CONSEGNA A:
Traduci in inglese questa frase del testo sugli impianti sciistici dismessi: «Per riqualificare queste località si è fatto poco o nulla.»
CONSEGNA B:
Nel testo sugli impianti sciistici dismessi, a quanto ammontano i fondi resi disponibili dalla legge finanziaria?
CONSEGNA C:
Cita dal testo sugli impianti sciistici dismessi il passo compreso tra «In Lombardia si» e «da un decennio.», estremi inclusi.
------ TESTO IN ESAME ------
Da appassionato sciatore non potevo rimanere indifferente leggendo l’argomentato articolo di Marco Bussone - presidente nazionale dell'Uncem - sul futuro della montagna. Il cambiamento climatico è ormai un fenomeno irreversibile nei suoi effetti anche se è lecito sperare che si possa continuare sulla strada di un controllo e di una riduzione delle emissioni climalteranti.

Ma sono ormai oltre trecento le località italiane che hanno chiuso, perché inutilizzati o inutilizzabili, gli impianti sciistici.

Solo in provincia di Torino si va dalla Valle Pellice (ricordate il Vandalino?) all’alta Valle di Susa (Beaulard e Pian Gelassa); dalla Val Sangone - con gli impianti dell’Aquila - al Colle del Lys (tra Valle Susa e Valle di Viù) a quelli dei Tornetti sempre nella Valle di Viù per finire a quelli della Cialma in Valle Orco e Cima Bossola in Val Chiusella.

In Lombardia si possono ricordare lo skilift sul Monte Poieto, nel Comune di Selvino (Bergamo), dismesso addirittura negli anni ’60 del secolo scorso, la seggiovia sul Monte Arera a Oltre Il Colle (Bg), lo skilift sul Monte San Primo sopra Bellagio (Como), la funivia sui Monti Greggio e Sighignola nel Comune di Alta Valle Intelvi (Co). E tanti altri, così come interi villaggi come quello di Alpiaz di Montecampione in stato di degrado da un decennio.

Tra fallimenti e abbandoni

Per riqualificare queste località si è fatto poco o nulla. Il fallimento delle società di gestione ha causato l’abbandono di edifici, piloni, cavi in acciaio. E le realtà locali (o regionali) sono state a guardare. La carenza di neve ha moltiplicato le difficoltà finanziarie esplose con la chiusura quasi totale degli impianti nel 2020 e 2021 per il lockdown pandemico (e paradossalmente in quegli la neve non mancava).  

Ora, ricorda Bussone, ci sono 200 milioni grazie alla legge finanziaria «per realizzare interventi di ammodernamento e manutenzione» degli impianti di trasporto e di innevamento.  Come dire: un po’ di ossigeno (e di neve artificiale) per tirare a campare.
------ MATERIALE FORNITO ------
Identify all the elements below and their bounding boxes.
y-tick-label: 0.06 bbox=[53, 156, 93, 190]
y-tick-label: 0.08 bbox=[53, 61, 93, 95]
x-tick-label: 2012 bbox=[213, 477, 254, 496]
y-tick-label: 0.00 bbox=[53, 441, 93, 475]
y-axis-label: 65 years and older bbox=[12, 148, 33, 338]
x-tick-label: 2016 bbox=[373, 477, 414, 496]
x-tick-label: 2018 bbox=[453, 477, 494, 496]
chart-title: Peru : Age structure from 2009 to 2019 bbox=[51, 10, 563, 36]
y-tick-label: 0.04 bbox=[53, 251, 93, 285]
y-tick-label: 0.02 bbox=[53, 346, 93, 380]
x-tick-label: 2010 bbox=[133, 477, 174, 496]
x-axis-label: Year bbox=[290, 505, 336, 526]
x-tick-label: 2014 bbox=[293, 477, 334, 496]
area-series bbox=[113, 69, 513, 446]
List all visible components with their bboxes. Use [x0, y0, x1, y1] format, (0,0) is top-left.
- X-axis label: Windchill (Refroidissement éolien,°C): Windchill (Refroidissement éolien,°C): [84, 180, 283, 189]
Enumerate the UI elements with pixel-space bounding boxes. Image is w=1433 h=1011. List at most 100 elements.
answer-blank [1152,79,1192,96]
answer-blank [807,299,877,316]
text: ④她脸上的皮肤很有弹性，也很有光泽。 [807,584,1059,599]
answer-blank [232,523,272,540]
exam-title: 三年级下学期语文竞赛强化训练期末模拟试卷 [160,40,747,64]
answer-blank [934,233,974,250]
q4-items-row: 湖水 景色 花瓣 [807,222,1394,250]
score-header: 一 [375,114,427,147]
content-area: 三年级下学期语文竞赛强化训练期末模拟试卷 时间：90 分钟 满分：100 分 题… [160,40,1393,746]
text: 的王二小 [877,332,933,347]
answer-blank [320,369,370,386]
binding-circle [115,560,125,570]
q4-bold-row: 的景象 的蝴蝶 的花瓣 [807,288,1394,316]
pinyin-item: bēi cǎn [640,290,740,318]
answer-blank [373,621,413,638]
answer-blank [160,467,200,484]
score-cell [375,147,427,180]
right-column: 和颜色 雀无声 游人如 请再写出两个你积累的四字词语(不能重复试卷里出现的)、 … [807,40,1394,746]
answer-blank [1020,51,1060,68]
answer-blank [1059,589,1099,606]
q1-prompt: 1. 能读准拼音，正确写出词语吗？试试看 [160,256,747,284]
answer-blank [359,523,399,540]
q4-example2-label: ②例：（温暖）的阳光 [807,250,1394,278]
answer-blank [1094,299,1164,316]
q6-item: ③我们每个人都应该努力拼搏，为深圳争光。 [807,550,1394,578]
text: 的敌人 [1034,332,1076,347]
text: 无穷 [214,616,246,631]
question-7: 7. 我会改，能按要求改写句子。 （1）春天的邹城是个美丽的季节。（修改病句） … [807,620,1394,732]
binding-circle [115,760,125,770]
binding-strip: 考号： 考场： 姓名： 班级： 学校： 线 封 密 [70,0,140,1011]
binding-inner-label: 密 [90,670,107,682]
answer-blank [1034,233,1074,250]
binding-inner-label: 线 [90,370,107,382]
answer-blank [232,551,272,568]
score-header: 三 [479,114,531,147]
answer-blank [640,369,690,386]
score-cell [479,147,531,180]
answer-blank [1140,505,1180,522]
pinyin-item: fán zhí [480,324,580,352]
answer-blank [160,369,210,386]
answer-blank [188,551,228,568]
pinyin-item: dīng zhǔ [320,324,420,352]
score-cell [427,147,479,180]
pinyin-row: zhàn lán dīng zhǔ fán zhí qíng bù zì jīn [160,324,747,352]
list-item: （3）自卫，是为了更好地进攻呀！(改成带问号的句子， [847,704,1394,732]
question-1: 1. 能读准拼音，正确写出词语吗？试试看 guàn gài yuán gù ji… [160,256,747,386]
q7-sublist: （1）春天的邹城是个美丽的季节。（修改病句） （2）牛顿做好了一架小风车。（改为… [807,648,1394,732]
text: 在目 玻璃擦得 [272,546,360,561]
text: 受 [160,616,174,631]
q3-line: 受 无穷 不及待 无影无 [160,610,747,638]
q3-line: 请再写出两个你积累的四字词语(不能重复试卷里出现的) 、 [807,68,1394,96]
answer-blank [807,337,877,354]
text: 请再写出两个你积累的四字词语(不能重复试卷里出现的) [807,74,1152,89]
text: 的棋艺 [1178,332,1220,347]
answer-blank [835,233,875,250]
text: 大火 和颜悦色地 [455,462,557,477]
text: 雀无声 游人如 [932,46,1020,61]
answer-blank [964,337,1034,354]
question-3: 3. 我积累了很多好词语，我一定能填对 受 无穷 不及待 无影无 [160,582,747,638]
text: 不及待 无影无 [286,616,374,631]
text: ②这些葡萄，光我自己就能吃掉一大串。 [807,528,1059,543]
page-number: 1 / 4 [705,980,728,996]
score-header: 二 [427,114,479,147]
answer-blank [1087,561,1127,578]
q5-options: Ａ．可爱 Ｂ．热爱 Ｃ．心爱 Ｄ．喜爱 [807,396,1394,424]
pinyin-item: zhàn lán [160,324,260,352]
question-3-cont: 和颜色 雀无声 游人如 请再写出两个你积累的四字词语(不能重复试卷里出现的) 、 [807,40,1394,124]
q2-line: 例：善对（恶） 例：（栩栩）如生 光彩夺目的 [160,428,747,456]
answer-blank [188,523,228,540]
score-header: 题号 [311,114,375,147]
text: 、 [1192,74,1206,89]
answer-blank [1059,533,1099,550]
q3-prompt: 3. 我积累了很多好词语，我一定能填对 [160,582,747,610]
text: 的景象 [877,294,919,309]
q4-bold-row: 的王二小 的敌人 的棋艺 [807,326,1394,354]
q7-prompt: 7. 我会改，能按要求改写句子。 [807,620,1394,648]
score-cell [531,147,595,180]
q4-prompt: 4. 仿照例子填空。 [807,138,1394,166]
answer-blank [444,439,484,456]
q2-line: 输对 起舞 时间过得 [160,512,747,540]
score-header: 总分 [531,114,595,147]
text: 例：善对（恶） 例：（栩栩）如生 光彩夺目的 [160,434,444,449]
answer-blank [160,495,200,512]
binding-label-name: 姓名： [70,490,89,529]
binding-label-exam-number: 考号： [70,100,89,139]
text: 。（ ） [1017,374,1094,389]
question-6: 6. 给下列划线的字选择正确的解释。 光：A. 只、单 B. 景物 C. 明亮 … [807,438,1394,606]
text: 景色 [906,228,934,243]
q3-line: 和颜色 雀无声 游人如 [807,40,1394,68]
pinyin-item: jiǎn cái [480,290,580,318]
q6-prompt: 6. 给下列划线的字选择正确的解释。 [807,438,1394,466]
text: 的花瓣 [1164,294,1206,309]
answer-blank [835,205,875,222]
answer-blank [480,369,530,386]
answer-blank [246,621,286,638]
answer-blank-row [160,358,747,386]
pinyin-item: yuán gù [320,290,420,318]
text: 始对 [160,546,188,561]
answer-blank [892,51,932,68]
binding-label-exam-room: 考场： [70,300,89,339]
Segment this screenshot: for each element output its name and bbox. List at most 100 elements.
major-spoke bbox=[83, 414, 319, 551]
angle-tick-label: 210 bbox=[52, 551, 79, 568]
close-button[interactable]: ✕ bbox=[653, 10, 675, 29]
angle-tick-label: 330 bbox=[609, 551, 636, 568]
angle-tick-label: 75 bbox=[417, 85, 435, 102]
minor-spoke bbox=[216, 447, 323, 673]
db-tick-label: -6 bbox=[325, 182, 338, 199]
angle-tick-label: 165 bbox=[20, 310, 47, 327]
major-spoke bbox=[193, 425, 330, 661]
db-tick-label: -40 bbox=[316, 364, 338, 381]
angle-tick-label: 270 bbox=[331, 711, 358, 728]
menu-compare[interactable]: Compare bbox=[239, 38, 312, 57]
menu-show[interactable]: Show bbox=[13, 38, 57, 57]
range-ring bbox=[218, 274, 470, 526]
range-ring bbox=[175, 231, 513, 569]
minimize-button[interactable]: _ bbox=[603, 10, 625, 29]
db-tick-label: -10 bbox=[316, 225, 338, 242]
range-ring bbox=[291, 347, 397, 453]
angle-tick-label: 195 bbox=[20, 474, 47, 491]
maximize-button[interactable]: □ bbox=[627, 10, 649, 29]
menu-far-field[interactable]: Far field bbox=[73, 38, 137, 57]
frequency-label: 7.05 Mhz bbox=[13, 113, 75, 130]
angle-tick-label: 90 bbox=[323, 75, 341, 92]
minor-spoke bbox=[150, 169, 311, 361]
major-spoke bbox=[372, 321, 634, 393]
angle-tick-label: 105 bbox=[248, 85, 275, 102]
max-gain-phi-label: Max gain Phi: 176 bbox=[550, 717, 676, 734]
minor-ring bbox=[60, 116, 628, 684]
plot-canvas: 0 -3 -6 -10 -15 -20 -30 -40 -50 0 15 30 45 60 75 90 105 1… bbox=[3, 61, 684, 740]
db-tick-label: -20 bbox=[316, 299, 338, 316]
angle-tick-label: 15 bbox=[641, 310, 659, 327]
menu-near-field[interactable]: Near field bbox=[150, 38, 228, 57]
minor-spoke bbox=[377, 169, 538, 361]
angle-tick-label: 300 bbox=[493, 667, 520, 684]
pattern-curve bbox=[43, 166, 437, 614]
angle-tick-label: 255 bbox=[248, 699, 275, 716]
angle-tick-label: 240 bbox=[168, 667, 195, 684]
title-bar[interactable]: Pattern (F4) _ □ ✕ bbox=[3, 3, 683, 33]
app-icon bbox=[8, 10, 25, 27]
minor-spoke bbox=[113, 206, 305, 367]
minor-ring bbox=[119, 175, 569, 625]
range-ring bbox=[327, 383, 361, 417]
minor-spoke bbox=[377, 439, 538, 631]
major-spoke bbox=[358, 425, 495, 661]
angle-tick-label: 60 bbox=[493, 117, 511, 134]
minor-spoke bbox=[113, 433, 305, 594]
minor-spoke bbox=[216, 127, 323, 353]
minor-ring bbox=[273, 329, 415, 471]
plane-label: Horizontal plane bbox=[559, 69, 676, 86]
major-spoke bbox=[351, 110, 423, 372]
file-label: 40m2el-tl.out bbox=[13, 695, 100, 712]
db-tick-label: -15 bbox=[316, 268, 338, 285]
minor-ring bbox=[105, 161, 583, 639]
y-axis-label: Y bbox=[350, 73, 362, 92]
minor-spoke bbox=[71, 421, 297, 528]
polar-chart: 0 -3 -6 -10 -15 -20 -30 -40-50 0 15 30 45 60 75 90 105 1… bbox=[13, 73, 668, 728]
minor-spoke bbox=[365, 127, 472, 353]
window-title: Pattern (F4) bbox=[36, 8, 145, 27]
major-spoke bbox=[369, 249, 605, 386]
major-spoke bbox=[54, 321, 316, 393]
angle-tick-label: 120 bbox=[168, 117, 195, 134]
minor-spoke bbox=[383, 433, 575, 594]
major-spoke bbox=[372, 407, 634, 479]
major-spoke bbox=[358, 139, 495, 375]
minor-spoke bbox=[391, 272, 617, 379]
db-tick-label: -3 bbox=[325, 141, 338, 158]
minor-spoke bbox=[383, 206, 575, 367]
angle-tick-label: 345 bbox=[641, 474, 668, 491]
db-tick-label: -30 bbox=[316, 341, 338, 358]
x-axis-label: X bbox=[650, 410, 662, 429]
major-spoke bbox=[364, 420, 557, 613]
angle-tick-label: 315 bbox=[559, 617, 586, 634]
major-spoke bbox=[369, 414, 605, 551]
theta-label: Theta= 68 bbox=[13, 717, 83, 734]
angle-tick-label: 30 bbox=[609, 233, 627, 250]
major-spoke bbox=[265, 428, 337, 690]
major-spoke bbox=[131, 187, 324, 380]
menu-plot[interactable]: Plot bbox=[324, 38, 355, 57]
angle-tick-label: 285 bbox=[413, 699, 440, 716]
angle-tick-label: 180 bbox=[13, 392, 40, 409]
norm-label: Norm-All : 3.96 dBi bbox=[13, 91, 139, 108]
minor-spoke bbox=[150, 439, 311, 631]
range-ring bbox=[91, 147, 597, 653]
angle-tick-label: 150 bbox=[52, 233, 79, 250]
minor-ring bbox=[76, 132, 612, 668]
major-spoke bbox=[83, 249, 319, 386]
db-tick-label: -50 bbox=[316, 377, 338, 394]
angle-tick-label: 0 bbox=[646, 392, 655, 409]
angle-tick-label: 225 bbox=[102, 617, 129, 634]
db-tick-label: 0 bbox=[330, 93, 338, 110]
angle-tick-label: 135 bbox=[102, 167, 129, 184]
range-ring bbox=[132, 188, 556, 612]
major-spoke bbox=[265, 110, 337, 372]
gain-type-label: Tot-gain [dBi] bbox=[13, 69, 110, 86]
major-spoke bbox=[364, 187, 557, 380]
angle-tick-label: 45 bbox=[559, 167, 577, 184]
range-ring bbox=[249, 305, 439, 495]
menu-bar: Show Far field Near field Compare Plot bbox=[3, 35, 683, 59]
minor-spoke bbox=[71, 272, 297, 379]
------
SOLUZIONE SVOLTA A:
Little or nothing has been done to redevelop these places.

SOLUZIONE SVOLTA B:
Ammontano a 200 milioni.

SOLUZIONE SVOLTA C:
In Lombardia si possono ricordare lo skilift sul Monte Poieto, nel Comune di Selvino (Bergamo), dismesso addirittura negli anni ’60 del secolo scorso, la seggiovia sul Monte Arera a Oltre Il Colle (Bg), lo skilift sul Monte San Primo sopra Bellagio (Como), la funivia sui Monti Greggio e Sighignola nel Comune di Alta Valle Intelvi (Co). E tanti altri, così come interi villaggi come quello di Alpiaz di Montecampione in stato di degrado da un decennio.